> **Extracted data**:

* * * * *

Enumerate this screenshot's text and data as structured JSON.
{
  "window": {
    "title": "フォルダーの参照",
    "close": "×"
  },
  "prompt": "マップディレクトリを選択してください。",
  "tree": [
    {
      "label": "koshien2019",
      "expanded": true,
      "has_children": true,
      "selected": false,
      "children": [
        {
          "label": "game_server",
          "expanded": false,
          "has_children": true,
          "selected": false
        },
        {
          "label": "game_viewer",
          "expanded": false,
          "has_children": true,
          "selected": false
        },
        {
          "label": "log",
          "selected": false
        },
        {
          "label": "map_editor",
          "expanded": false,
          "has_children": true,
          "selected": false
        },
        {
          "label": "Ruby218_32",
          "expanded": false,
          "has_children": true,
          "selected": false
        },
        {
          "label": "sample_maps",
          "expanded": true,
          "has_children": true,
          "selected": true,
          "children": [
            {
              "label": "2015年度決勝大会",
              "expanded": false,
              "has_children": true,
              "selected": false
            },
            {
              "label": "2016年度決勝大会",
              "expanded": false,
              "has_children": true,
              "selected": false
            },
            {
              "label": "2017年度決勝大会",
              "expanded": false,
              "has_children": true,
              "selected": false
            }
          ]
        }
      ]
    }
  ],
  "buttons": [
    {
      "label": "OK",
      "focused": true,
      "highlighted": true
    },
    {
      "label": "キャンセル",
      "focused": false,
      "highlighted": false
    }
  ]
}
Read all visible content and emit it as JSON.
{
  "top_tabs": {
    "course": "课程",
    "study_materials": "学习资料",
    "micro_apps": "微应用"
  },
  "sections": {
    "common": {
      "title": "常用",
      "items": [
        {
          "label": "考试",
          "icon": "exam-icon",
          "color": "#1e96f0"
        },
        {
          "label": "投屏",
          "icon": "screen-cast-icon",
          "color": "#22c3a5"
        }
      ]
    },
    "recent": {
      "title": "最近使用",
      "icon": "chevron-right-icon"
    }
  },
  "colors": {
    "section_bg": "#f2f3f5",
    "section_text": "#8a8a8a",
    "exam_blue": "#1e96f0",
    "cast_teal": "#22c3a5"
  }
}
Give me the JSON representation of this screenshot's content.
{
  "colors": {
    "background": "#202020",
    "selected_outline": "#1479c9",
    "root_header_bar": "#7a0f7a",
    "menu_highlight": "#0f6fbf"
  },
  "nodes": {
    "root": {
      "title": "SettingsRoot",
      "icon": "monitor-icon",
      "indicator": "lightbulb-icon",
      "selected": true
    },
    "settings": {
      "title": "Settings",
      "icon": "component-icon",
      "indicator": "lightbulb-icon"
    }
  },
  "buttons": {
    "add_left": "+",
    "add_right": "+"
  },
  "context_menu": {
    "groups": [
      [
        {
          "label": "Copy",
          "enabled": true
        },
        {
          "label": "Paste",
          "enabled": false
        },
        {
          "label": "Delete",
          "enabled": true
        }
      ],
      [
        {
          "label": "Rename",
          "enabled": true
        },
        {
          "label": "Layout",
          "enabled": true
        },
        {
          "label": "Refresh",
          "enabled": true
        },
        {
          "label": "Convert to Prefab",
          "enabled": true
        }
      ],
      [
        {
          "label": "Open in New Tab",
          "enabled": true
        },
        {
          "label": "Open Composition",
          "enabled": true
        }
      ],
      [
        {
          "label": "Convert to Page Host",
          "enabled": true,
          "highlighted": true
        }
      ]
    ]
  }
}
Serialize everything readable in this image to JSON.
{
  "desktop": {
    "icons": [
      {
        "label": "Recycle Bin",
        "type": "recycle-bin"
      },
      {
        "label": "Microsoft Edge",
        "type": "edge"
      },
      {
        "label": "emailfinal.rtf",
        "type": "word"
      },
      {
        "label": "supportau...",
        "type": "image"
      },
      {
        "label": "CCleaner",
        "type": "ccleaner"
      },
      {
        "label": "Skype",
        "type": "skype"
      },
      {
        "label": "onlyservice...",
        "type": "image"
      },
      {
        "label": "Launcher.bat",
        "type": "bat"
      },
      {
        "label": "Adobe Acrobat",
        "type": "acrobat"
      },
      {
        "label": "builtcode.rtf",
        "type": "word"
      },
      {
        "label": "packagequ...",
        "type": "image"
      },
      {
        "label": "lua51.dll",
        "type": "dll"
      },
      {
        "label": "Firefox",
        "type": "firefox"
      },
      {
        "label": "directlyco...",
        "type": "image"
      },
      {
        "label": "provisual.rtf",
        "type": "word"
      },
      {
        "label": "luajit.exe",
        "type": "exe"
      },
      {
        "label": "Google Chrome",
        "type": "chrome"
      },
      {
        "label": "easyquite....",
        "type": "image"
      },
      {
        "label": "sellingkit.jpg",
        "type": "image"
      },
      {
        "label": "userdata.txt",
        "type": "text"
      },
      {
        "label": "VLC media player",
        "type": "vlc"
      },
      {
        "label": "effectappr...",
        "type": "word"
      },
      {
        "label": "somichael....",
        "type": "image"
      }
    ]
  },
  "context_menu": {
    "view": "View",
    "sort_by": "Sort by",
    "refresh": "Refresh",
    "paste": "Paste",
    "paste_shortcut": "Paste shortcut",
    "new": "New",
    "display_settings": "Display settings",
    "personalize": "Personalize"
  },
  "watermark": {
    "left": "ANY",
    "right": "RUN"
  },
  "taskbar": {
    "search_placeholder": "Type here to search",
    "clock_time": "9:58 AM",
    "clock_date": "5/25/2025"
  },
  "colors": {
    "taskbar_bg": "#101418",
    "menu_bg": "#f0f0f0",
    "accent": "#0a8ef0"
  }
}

* * * * *

> **Exercise objective**:
Nothing should be left out: repeat all of the data exactly.

> **Answer to this task**:
Enumerate this screenshot's text and data as structured JSON.
{
  "window": {
    "title": "フォルダーの参照",
    "close": "×"
  },
  "prompt": "マップディレクトリを選択してください。",
  "tree": [
    {
      "label": "koshien2019",
      "expanded": true,
      "has_children": true,
      "selected": false,
      "children": [
        {
          "label": "game_server",
          "expanded": false,
          "has_children": true,
          "selected": false
        },
        {
          "label": "game_viewer",
          "expanded": false,
          "has_children": true,
          "selected": false
        },
        {
          "label": "log",
          "selected": false
        },
        {
          "label": "map_editor",
          "expanded": false,
          "has_children": true,
          "selected": false
        },
        {
          "label": "Ruby218_32",
          "expanded": false,
          "has_children": true,
          "selected": false
        },
        {
          "label": "sample_maps",
          "expanded": true,
          "has_children": true,
          "selected": true,
          "children": [
            {
              "label": "2015年度決勝大会",
              "expanded": false,
              "has_children": true,
              "selected": false
            },
            {
              "label": "2016年度決勝大会",
              "expanded": false,
              "has_children": true,
              "selected": false
            },
            {
              "label": "2017年度決勝大会",
              "expanded": false,
              "has_children": true,
              "selected": false
            }
          ]
        }
      ]
    }
  ],
  "buttons": [
    {
      "label": "OK",
      "focused": true,
      "highlighted": true
    },
    {
      "label": "キャンセル",
      "focused": false,
      "highlighted": false
    }
  ]
}
Read all visible content and emit it as JSON.
{
  "top_tabs": {
    "course": "课程",
    "study_materials": "学习资料",
    "micro_apps": "微应用"
  },
  "sections": {
    "common": {
      "title": "常用",
      "items": [
        {
          "label": "考试",
          "icon": "exam-icon",
          "color": "#1e96f0"
        },
        {
          "label": "投屏",
          "icon": "screen-cast-icon",
          "color": "#22c3a5"
        }
      ]
    },
    "recent": {
      "title": "最近使用",
      "icon": "chevron-right-icon"
    }
  },
  "colors": {
    "section_bg": "#f2f3f5",
    "section_text": "#8a8a8a",
    "exam_blue": "#1e96f0",
    "cast_teal": "#22c3a5"
  }
}
Give me the JSON representation of this screenshot's content.
{
  "colors": {
    "background": "#202020",
    "selected_outline": "#1479c9",
    "root_header_bar": "#7a0f7a",
    "menu_highlight": "#0f6fbf"
  },
  "nodes": {
    "root": {
      "title": "SettingsRoot",
      "icon": "monitor-icon",
      "indicator": "lightbulb-icon",
      "selected": true
    },
    "settings": {
      "title": "Settings",
      "icon": "component-icon",
      "indicator": "lightbulb-icon"
    }
  },
  "buttons": {
    "add_left": "+",
    "add_right": "+"
  },
  "context_menu": {
    "groups": [
      [
        {
          "label": "Copy",
          "enabled": true
        },
        {
          "label": "Paste",
          "enabled": false
        },
        {
          "label": "Delete",
          "enabled": true
        }
      ],
      [
        {
          "label": "Rename",
          "enabled": true
        },
        {
          "label": "Layout",
          "enabled": true
        },
        {
          "label": "Refresh",
          "enabled": true
        },
        {
          "label": "Convert to Prefab",
          "enabled": true
        }
      ],
      [
        {
          "label": "Open in New Tab",
          "enabled": true
        },
        {
          "label": "Open Composition",
          "enabled": true
        }
      ],
      [
        {
          "label": "Convert to Page Host",
          "enabled": true,
          "highlighted": true
        }
      ]
    ]
  }
}
Serialize everything readable in this image to JSON.
{
  "desktop": {
    "icons": [
      {
        "label": "Recycle Bin",
        "type": "recycle-bin"
      },
      {
        "label": "Microsoft Edge",
        "type": "edge"
      },
      {
        "label": "emailfinal.rtf",
        "type": "word"
      },
      {
        "label": "supportau...",
        "type": "image"
      },
      {
        "label": "CCleaner",
        "type": "ccleaner"
      },
      {
        "label": "Skype",
        "type": "skype"
      },
      {
        "label": "onlyservice...",
        "type": "image"
      },
      {
        "label": "Launcher.bat",
        "type": "bat"
      },
      {
        "label": "Adobe Acrobat",
        "type": "acrobat"
      },
      {
        "label": "builtcode.rtf",
        "type": "word"
      },
      {
        "label": "packagequ...",
        "type": "image"
      },
      {
        "label": "lua51.dll",
        "type": "dll"
      },
      {
        "label": "Firefox",
        "type": "firefox"
      },
      {
        "label": "directlyco...",
        "type": "image"
      },
      {
        "label": "provisual.rtf",
        "type": "word"
      },
      {
        "label": "luajit.exe",
        "type": "exe"
      },
      {
        "label": "Google Chrome",
        "type": "chrome"
      },
      {
        "label": "easyquite....",
        "type": "image"
      },
      {
        "label": "sellingkit.jpg",
        "type": "image"
      },
      {
        "label": "userdata.txt",
        "type": "text"
      },
      {
        "label": "VLC media player",
        "type": "vlc"
      },
      {
        "label": "effectappr...",
        "type": "word"
      },
      {
        "label": "somichael....",
        "type": "image"
      }
    ]
  },
  "context_menu": {
    "view": "View",
    "sort_by": "Sort by",
    "refresh": "Refresh",
    "paste": "Paste",
    "paste_shortcut": "Paste shortcut",
    "new": "New",
    "display_settings": "Display settings",
    "personalize": "Personalize"
  },
  "watermark": {
    "left": "ANY",
    "right": "RUN"
  },
  "taskbar": {
    "search_placeholder": "Type here to search",
    "clock_time": "9:58 AM",
    "clock_date": "5/25/2025"
  },
  "colors": {
    "taskbar_bg": "#101418",
    "menu_bg": "#f0f0f0",
    "accent": "#0a8ef0"
  }
}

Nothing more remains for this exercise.